= The exercise =
Your answer should be one number: how many lines of the records hold the string "title".
>>>
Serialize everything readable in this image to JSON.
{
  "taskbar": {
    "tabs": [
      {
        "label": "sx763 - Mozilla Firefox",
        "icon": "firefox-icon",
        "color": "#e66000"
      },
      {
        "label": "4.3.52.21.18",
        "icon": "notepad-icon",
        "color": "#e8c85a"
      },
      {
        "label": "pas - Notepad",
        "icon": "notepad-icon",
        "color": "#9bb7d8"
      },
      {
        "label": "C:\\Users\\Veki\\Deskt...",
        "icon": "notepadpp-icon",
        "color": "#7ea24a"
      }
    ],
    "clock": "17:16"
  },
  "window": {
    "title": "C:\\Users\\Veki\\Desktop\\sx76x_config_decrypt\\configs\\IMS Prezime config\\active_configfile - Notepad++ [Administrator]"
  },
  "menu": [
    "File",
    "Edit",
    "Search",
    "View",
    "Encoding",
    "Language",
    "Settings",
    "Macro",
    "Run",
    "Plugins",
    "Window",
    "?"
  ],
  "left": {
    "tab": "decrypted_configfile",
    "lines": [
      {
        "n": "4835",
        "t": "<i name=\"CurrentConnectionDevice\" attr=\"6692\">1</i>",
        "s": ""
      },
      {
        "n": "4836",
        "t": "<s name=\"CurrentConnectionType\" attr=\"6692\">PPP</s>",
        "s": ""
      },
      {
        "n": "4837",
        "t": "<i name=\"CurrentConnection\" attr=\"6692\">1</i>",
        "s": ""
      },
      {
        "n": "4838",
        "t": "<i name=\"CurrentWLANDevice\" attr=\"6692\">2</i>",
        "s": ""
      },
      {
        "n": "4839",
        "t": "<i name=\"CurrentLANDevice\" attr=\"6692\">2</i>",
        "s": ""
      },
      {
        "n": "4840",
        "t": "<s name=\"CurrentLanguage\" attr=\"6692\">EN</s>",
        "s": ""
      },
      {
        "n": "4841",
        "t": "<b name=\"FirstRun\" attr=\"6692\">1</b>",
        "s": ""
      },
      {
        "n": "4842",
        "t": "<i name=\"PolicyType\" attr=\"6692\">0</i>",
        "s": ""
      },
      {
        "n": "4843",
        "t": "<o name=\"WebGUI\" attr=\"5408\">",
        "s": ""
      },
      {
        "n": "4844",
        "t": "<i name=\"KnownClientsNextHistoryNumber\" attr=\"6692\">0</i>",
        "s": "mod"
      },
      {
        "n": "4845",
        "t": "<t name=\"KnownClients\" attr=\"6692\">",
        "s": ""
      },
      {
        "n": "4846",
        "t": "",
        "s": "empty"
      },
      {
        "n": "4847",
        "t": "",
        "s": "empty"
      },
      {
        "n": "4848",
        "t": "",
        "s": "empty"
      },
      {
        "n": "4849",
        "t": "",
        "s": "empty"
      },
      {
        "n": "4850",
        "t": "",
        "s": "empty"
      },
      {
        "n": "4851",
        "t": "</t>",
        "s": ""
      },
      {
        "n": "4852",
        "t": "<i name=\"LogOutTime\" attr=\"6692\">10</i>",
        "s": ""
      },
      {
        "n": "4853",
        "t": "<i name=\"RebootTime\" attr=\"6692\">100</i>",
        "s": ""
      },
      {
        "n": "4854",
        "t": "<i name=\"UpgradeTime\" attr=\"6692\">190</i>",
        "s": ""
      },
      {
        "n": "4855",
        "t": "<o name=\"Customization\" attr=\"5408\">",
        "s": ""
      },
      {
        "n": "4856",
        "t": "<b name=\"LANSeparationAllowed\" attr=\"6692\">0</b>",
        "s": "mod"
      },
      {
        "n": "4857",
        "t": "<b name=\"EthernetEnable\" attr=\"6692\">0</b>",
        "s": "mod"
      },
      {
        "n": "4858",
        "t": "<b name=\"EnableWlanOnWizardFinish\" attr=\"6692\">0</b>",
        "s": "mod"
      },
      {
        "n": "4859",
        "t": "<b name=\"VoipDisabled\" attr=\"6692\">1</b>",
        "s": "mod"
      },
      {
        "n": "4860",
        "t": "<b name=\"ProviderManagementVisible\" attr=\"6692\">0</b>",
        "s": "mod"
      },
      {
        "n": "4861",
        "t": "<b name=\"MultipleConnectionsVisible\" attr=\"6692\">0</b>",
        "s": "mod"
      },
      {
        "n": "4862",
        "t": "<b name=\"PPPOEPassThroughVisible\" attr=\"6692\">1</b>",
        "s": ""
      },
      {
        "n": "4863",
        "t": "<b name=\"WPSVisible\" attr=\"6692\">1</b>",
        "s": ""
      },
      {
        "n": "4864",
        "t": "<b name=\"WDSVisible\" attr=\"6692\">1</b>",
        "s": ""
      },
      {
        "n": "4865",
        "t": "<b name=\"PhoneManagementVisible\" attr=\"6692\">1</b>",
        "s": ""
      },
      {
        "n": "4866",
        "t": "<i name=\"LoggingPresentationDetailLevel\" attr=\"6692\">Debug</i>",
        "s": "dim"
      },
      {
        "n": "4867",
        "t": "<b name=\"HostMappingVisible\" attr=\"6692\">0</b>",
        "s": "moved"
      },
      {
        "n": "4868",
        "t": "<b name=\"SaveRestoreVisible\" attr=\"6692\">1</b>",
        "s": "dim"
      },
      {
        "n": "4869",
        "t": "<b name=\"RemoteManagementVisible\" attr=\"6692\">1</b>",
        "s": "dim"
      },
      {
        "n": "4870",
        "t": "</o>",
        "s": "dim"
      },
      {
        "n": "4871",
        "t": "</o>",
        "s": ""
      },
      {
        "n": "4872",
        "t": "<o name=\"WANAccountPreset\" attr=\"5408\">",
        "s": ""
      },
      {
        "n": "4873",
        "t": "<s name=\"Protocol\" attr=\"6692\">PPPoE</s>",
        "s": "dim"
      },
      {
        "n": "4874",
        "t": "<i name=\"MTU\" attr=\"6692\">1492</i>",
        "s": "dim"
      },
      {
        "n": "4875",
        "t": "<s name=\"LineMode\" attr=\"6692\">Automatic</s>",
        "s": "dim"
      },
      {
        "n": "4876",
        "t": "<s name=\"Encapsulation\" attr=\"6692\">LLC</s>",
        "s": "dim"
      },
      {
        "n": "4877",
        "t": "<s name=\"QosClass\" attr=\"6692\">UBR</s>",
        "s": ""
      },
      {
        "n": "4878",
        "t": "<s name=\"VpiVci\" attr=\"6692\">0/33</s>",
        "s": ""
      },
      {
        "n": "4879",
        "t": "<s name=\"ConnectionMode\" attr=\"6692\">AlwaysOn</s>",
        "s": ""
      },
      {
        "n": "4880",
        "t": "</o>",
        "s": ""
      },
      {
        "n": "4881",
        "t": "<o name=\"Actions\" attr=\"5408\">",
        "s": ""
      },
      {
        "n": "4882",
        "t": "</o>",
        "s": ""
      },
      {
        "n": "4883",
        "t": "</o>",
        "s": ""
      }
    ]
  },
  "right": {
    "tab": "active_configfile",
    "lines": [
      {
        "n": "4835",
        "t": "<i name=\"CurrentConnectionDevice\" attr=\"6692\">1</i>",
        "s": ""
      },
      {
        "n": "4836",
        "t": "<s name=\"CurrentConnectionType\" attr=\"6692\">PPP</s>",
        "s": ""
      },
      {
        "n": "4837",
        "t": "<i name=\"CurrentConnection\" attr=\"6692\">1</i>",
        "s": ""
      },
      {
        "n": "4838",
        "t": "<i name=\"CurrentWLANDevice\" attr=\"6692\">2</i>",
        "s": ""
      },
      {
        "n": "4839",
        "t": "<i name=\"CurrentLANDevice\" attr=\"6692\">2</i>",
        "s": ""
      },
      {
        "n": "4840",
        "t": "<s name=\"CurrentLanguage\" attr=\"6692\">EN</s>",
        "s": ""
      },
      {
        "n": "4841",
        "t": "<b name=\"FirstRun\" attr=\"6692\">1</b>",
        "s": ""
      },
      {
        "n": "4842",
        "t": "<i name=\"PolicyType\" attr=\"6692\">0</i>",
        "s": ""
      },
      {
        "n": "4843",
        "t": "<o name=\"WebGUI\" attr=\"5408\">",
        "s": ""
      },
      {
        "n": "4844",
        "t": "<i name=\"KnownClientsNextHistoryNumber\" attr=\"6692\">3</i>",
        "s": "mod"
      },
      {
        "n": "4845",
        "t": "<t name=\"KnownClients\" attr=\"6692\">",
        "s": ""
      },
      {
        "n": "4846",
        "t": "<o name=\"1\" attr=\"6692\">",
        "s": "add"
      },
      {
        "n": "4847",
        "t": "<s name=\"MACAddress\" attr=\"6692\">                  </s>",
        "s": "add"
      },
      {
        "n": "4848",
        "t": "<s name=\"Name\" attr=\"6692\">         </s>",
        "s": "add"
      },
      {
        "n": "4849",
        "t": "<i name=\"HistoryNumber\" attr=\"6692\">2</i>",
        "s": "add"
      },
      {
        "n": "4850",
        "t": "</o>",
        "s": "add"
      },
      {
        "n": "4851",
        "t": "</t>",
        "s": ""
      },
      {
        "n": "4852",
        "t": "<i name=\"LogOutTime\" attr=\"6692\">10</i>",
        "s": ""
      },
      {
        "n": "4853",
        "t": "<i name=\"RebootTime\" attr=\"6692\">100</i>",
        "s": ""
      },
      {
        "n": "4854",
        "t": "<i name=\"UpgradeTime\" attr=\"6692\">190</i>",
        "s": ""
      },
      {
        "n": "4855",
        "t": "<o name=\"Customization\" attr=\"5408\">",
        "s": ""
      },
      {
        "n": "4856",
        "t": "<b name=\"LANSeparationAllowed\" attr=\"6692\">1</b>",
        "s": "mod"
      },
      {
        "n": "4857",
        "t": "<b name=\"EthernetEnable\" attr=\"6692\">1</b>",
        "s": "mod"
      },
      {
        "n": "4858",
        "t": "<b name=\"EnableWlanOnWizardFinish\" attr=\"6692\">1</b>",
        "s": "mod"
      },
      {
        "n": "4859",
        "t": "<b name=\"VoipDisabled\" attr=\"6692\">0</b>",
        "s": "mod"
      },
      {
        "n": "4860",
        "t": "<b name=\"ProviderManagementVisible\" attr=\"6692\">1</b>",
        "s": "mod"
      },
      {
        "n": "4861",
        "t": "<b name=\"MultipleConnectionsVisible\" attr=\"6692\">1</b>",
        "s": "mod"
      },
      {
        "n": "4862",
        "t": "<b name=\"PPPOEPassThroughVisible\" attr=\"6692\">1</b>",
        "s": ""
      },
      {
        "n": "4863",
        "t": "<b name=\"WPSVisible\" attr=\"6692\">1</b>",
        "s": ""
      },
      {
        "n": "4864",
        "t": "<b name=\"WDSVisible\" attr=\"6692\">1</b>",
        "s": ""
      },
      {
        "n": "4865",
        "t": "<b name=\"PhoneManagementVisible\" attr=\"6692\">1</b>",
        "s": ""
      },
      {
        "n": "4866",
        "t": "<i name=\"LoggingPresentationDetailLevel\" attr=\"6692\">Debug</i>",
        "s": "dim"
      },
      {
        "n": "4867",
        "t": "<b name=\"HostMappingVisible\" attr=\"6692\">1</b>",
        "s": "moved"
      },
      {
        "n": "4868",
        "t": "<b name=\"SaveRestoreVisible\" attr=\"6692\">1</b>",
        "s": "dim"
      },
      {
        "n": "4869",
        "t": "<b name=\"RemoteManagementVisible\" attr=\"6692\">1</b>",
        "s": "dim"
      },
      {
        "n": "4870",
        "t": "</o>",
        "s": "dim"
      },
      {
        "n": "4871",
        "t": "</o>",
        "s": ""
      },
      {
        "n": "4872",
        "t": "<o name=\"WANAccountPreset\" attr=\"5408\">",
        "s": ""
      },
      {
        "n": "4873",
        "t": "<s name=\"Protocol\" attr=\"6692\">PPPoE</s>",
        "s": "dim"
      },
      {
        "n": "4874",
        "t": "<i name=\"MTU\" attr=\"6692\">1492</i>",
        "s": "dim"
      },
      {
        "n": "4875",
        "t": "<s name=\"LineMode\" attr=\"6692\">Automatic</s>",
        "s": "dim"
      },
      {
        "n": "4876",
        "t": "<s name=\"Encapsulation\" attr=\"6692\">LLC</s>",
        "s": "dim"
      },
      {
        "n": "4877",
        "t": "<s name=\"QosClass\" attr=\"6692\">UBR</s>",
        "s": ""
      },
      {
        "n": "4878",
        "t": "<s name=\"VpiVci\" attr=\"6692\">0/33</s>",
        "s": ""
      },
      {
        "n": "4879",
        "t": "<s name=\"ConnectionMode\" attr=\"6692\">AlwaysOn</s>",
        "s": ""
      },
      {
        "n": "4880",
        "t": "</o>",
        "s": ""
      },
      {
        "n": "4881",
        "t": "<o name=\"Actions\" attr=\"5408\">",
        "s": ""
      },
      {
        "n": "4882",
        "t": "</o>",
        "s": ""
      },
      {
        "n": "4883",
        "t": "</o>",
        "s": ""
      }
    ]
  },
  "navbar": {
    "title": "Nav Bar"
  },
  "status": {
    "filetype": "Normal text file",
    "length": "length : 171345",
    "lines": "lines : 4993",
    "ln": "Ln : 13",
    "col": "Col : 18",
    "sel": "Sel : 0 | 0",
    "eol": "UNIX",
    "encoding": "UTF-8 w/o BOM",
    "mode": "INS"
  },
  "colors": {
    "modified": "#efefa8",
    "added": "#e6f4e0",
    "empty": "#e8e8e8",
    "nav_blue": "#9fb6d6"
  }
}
<<<
= Answer to this problem =
2